Quote the whole listing word for word, please.

----- Input data -----

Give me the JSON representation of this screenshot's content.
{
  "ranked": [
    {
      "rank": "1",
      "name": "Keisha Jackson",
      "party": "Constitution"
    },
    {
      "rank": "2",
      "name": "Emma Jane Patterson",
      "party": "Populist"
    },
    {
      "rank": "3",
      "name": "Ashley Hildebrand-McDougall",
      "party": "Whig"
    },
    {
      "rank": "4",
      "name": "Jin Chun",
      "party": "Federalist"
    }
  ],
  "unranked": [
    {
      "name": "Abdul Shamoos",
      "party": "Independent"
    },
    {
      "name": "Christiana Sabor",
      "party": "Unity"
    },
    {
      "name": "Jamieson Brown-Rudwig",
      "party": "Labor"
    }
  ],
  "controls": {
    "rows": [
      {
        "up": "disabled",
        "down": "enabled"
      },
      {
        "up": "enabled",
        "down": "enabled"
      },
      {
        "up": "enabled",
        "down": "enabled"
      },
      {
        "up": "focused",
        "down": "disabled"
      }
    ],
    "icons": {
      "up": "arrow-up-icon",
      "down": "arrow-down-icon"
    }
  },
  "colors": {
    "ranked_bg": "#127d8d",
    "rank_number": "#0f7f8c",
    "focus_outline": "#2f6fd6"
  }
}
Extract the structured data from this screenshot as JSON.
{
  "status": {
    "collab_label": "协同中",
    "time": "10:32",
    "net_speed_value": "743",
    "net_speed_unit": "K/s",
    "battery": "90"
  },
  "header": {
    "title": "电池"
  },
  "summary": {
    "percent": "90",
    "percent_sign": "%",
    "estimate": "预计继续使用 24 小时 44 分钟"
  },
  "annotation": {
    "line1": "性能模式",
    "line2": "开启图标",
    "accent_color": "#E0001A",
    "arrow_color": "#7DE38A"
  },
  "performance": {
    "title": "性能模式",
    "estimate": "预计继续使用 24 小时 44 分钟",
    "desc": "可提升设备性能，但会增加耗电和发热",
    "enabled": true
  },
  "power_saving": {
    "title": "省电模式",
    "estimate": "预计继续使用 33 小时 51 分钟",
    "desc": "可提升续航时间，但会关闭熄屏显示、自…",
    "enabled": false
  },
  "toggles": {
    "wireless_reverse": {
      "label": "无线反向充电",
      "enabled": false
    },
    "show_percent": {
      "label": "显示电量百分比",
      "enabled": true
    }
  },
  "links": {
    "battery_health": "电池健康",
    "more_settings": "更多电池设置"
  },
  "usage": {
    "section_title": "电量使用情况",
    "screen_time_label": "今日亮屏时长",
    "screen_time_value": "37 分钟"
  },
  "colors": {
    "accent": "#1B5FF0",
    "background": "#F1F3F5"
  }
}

-----

Reply:
Give me the JSON representation of this screenshot's content.
{
  "ranked": [
    {
      "rank": "1",
      "name": "Keisha Jackson",
      "party": "Constitution"
    },
    {
      "rank": "2",
      "name": "Emma Jane Patterson",
      "party": "Populist"
    },
    {
      "rank": "3",
      "name": "Ashley Hildebrand-McDougall",
      "party": "Whig"
    },
    {
      "rank": "4",
      "name": "Jin Chun",
      "party": "Federalist"
    }
  ],
  "unranked": [
    {
      "name": "Abdul Shamoos",
      "party": "Independent"
    },
    {
      "name": "Christiana Sabor",
      "party": "Unity"
    },
    {
      "name": "Jamieson Brown-Rudwig",
      "party": "Labor"
    }
  ],
  "controls": {
    "rows": [
      {
        "up": "disabled",
        "down": "enabled"
      },
      {
        "up": "enabled",
        "down": "enabled"
      },
      {
        "up": "enabled",
        "down": "enabled"
      },
      {
        "up": "focused",
        "down": "disabled"
      }
    ],
    "icons": {
      "up": "arrow-up-icon",
      "down": "arrow-down-icon"
    }
  },
  "colors": {
    "ranked_bg": "#127d8d",
    "rank_number": "#0f7f8c",
    "focus_outline": "#2f6fd6"
  }
}
Extract the structured data from this screenshot as JSON.
{
  "status": {
    "collab_label": "协同中",
    "time": "10:32",
    "net_speed_value": "743",
    "net_speed_unit": "K/s",
    "battery": "90"
  },
  "header": {
    "title": "电池"
  },
  "summary": {
    "percent": "90",
    "percent_sign": "%",
    "estimate": "预计继续使用 24 小时 44 分钟"
  },
  "annotation": {
    "line1": "性能模式",
    "line2": "开启图标",
    "accent_color": "#E0001A",
    "arrow_color": "#7DE38A"
  },
  "performance": {
    "title": "性能模式",
    "estimate": "预计继续使用 24 小时 44 分钟",
    "desc": "可提升设备性能，但会增加耗电和发热",
    "enabled": true
  },
  "power_saving": {
    "title": "省电模式",
    "estimate": "预计继续使用 33 小时 51 分钟",
    "desc": "可提升续航时间，但会关闭熄屏显示、自…",
    "enabled": false
  },
  "toggles": {
    "wireless_reverse": {
      "label": "无线反向充电",
      "enabled": false
    },
    "show_percent": {
      "label": "显示电量百分比",
      "enabled": true
    }
  },
  "links": {
    "battery_health": "电池健康",
    "more_settings": "更多电池设置"
  },
  "usage": {
    "section_title": "电量使用情况",
    "screen_time_label": "今日亮屏时长",
    "screen_time_value": "37 分钟"
  },
  "colors": {
    "accent": "#1B5FF0",
    "background": "#F1F3F5"
  }
}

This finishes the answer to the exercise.